Every line holding the string "background" should be gathered.

** START **

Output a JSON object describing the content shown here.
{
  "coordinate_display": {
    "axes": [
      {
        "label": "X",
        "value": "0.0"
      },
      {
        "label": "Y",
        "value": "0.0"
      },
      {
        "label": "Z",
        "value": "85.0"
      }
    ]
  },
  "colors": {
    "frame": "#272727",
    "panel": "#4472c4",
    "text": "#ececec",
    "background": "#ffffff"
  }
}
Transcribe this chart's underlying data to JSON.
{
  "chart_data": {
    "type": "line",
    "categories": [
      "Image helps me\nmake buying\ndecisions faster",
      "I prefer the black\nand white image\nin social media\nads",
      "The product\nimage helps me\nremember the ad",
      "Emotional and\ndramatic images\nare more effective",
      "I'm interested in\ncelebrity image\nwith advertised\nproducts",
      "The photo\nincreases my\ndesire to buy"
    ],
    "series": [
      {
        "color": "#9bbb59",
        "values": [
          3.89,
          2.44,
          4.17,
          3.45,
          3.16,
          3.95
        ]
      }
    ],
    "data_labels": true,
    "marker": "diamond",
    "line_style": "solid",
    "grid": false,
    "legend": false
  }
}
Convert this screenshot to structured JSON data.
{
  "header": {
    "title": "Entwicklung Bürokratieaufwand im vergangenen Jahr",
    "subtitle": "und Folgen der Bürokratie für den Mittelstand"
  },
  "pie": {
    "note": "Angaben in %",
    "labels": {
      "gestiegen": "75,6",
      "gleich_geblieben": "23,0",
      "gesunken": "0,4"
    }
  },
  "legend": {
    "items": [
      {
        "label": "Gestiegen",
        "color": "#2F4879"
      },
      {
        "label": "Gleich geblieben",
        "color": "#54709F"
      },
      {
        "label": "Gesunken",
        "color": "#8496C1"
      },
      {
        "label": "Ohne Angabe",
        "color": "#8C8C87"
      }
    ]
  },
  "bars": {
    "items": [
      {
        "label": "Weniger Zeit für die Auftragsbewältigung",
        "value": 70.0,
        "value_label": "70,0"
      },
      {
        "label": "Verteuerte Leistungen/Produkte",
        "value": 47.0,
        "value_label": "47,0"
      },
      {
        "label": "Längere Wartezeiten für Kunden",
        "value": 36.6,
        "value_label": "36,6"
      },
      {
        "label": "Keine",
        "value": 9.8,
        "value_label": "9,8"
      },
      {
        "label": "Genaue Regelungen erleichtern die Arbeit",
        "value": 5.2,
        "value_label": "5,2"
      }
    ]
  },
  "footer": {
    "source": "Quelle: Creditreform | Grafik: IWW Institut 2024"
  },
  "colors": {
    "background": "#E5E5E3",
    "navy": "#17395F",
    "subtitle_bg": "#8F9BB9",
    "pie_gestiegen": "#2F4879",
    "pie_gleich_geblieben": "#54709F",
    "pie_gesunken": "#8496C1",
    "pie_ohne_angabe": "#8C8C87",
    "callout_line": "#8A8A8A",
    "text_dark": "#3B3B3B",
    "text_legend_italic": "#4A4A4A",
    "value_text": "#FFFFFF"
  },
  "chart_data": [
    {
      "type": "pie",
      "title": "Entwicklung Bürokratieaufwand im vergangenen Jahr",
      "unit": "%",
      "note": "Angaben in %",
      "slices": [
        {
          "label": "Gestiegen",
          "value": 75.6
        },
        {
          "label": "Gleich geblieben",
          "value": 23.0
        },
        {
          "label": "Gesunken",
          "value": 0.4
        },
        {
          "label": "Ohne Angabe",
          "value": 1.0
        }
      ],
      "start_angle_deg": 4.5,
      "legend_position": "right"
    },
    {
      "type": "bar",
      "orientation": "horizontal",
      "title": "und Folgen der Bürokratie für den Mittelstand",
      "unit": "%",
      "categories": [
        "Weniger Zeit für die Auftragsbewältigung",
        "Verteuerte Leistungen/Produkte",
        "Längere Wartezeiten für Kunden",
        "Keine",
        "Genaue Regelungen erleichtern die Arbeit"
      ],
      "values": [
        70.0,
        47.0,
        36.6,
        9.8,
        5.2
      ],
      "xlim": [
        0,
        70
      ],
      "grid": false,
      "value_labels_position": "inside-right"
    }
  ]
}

** END **

• _EXPECTED ANSWER_:
    "background": "#ffffff"
    "background": "#E5E5E3",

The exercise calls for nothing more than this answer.